» **RECORDS FOR THE EXERCISE**:
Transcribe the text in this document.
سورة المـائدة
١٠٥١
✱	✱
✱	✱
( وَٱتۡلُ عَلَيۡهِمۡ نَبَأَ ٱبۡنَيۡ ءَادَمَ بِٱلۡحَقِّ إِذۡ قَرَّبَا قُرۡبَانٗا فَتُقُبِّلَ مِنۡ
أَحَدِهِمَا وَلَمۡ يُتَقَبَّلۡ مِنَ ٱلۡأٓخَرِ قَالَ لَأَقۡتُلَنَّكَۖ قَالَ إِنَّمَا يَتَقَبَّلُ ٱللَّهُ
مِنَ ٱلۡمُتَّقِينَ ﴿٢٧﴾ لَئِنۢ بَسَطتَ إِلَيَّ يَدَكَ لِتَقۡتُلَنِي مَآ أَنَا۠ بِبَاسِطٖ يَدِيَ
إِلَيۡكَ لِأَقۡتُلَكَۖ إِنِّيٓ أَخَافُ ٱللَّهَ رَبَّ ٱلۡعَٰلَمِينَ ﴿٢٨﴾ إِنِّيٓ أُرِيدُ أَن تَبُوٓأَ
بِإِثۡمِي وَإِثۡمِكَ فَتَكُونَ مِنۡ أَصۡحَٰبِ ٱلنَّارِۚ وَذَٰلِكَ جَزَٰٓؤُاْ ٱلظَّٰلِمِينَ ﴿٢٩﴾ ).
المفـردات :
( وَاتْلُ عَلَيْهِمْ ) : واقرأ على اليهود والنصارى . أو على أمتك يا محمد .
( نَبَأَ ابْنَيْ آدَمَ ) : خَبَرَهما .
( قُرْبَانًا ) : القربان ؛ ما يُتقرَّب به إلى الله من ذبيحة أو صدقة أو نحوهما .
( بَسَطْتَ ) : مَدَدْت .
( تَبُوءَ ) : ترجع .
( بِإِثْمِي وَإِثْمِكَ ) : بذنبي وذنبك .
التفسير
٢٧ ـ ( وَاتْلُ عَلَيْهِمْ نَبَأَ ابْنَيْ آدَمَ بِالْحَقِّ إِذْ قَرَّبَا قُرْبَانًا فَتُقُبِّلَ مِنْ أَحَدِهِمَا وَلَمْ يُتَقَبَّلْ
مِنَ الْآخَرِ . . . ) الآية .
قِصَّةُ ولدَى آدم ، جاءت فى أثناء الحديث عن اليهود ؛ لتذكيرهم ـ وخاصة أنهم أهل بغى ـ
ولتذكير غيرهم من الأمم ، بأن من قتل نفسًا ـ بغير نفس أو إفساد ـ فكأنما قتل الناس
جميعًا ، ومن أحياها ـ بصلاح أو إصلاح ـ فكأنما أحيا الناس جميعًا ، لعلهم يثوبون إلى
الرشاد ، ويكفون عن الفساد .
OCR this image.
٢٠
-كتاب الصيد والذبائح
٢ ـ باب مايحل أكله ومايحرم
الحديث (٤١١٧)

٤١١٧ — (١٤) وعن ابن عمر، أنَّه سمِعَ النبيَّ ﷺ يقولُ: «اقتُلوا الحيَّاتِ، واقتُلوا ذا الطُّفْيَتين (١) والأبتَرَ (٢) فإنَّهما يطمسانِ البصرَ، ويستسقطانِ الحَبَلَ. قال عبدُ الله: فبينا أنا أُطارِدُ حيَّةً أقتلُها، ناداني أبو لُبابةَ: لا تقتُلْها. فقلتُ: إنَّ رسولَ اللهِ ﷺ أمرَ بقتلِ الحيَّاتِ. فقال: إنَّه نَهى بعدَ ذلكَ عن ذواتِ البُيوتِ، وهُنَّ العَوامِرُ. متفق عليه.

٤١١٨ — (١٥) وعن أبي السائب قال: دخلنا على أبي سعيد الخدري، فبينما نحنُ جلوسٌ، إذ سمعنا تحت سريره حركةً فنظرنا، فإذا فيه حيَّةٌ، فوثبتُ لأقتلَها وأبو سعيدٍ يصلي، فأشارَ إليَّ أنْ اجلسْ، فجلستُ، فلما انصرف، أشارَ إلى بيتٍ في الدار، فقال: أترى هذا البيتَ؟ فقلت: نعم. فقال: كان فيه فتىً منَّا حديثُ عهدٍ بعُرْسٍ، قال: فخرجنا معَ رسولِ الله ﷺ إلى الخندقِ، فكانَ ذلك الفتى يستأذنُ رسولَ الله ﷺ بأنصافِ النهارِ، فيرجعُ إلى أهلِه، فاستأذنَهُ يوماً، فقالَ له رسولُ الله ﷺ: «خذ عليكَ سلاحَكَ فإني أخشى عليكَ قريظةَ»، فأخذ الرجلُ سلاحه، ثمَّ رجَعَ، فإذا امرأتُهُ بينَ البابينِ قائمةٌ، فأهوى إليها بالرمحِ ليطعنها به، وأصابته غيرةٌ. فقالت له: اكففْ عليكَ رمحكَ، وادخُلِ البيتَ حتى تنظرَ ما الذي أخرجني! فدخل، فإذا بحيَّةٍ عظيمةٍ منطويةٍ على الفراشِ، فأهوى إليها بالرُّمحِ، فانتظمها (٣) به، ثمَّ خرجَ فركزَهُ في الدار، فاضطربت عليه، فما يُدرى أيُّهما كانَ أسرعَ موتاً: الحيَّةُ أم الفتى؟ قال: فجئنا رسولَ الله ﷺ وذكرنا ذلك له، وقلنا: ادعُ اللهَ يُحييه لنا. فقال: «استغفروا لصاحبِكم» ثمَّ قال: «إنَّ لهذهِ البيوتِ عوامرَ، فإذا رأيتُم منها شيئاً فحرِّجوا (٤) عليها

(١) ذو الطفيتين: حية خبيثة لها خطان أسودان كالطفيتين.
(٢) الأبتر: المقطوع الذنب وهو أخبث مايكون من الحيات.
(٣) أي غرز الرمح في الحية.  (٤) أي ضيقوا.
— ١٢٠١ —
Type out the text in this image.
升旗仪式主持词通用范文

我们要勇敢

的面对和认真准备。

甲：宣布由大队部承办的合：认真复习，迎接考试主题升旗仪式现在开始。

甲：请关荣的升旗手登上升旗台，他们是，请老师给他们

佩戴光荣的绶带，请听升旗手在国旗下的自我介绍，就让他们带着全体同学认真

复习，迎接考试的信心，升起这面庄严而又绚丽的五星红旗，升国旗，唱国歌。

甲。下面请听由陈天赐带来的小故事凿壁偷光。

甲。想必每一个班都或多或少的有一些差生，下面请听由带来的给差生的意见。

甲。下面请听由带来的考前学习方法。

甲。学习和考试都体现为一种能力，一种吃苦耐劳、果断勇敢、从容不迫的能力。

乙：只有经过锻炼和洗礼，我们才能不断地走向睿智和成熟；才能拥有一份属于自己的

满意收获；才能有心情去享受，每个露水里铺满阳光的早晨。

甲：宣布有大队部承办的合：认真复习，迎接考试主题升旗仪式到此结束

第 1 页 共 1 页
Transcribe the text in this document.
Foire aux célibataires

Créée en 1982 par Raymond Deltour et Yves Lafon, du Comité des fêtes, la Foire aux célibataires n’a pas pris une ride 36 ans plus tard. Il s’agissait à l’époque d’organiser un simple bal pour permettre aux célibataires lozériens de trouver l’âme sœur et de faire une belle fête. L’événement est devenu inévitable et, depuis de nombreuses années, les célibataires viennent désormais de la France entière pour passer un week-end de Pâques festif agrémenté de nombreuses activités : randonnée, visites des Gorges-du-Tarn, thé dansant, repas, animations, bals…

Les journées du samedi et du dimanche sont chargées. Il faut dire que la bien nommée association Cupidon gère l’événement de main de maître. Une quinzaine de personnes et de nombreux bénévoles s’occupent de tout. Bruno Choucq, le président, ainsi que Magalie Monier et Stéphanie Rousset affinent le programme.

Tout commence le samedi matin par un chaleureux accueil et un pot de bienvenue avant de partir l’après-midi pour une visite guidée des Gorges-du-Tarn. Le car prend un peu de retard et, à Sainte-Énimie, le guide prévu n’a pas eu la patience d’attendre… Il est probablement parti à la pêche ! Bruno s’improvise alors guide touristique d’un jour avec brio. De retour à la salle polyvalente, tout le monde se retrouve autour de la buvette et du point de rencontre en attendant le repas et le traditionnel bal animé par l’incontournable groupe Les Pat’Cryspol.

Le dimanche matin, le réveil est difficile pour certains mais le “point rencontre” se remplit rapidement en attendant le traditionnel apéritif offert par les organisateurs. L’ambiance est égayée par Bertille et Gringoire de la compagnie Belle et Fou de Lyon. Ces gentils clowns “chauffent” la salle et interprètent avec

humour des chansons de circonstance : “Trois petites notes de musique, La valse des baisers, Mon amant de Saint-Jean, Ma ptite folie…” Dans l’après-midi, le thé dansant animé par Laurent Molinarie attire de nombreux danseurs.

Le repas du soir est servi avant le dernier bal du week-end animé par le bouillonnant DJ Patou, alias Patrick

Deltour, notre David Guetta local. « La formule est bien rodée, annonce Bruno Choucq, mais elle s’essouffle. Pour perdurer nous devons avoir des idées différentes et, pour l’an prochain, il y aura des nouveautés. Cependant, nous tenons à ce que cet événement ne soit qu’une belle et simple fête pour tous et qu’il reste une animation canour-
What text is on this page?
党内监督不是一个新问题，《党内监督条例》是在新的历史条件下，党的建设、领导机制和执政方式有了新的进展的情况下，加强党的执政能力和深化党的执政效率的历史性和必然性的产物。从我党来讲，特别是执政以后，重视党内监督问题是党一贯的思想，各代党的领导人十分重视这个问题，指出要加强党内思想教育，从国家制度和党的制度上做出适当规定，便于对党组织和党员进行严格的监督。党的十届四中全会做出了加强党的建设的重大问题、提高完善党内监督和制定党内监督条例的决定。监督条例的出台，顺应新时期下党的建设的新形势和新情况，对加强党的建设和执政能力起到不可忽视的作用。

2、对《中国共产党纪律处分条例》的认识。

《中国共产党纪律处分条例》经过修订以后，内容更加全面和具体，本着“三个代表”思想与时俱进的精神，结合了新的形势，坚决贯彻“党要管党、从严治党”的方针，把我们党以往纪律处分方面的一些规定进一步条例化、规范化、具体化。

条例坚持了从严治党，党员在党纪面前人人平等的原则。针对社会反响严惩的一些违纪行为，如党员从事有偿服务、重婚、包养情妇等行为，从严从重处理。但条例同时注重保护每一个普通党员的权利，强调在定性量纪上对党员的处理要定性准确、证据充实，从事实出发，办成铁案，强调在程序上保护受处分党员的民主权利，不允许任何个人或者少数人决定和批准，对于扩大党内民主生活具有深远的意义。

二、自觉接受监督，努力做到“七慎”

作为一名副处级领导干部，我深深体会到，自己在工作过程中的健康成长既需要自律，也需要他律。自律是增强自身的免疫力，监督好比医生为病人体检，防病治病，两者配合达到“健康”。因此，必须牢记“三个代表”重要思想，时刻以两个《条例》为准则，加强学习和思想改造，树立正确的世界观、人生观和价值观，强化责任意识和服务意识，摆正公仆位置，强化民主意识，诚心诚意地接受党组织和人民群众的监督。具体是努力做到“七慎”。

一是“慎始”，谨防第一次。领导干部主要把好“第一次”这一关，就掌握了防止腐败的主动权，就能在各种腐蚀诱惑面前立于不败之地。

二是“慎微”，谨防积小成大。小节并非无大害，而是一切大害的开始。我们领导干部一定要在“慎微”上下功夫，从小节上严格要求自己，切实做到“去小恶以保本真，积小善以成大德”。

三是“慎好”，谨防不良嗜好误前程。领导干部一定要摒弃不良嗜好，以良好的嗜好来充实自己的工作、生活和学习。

» **THE TASK**:
Would you give again, word for word, every line from the one with "What text is on this page?" through the final line of the listing above?

» **OUTPUT OF THE EXERCISE**:
What text is on this page?
党内监督不是一个新问题，《党内监督条例》是在新的历史条件下，党的建设、领导机制和执政方式有了新的进展的情况下，加强党的执政能力和深化党的执政效率的历史性和必然性的产物。从我党来讲，特别是执政以后，重视党内监督问题是党一贯的思想，各代党的领导人十分重视这个问题，指出要加强党内思想教育，从国家制度和党的制度上做出适当规定，便于对党组织和党员进行严格的监督。党的十届四中全会做出了加强党的建设的重大问题、提高完善党内监督和制定党内监督条例的决定。监督条例的出台，顺应新时期下党的建设的新形势和新情况，对加强党的建设和执政能力起到不可忽视的作用。

2、对《中国共产党纪律处分条例》的认识。

《中国共产党纪律处分条例》经过修订以后，内容更加全面和具体，本着“三个代表”思想与时俱进的精神，结合了新的形势，坚决贯彻“党要管党、从严治党”的方针，把我们党以往纪律处分方面的一些规定进一步条例化、规范化、具体化。

条例坚持了从严治党，党员在党纪面前人人平等的原则。针对社会反响严惩的一些违纪行为，如党员从事有偿服务、重婚、包养情妇等行为，从严从重处理。但条例同时注重保护每一个普通党员的权利，强调在定性量纪上对党员的处理要定性准确、证据充实，从事实出发，办成铁案，强调在程序上保护受处分党员的民主权利，不允许任何个人或者少数人决定和批准，对于扩大党内民主生活具有深远的意义。

二、自觉接受监督，努力做到“七慎”

作为一名副处级领导干部，我深深体会到，自己在工作过程中的健康成长既需要自律，也需要他律。自律是增强自身的免疫力，监督好比医生为病人体检，防病治病，两者配合达到“健康”。因此，必须牢记“三个代表”重要思想，时刻以两个《条例》为准则，加强学习和思想改造，树立正确的世界观、人生观和价值观，强化责任意识和服务意识，摆正公仆位置，强化民主意识，诚心诚意地接受党组织和人民群众的监督。具体是努力做到“七慎”。

一是“慎始”，谨防第一次。领导干部主要把好“第一次”这一关，就掌握了防止腐败的主动权，就能在各种腐蚀诱惑面前立于不败之地。

二是“慎微”，谨防积小成大。小节并非无大害，而是一切大害的开始。我们领导干部一定要在“慎微”上下功夫，从小节上严格要求自己，切实做到“去小恶以保本真，积小善以成大德”。

三是“慎好”，谨防不良嗜好误前程。领导干部一定要摒弃不良嗜好，以良好的嗜好来充实自己的工作、生活和学习。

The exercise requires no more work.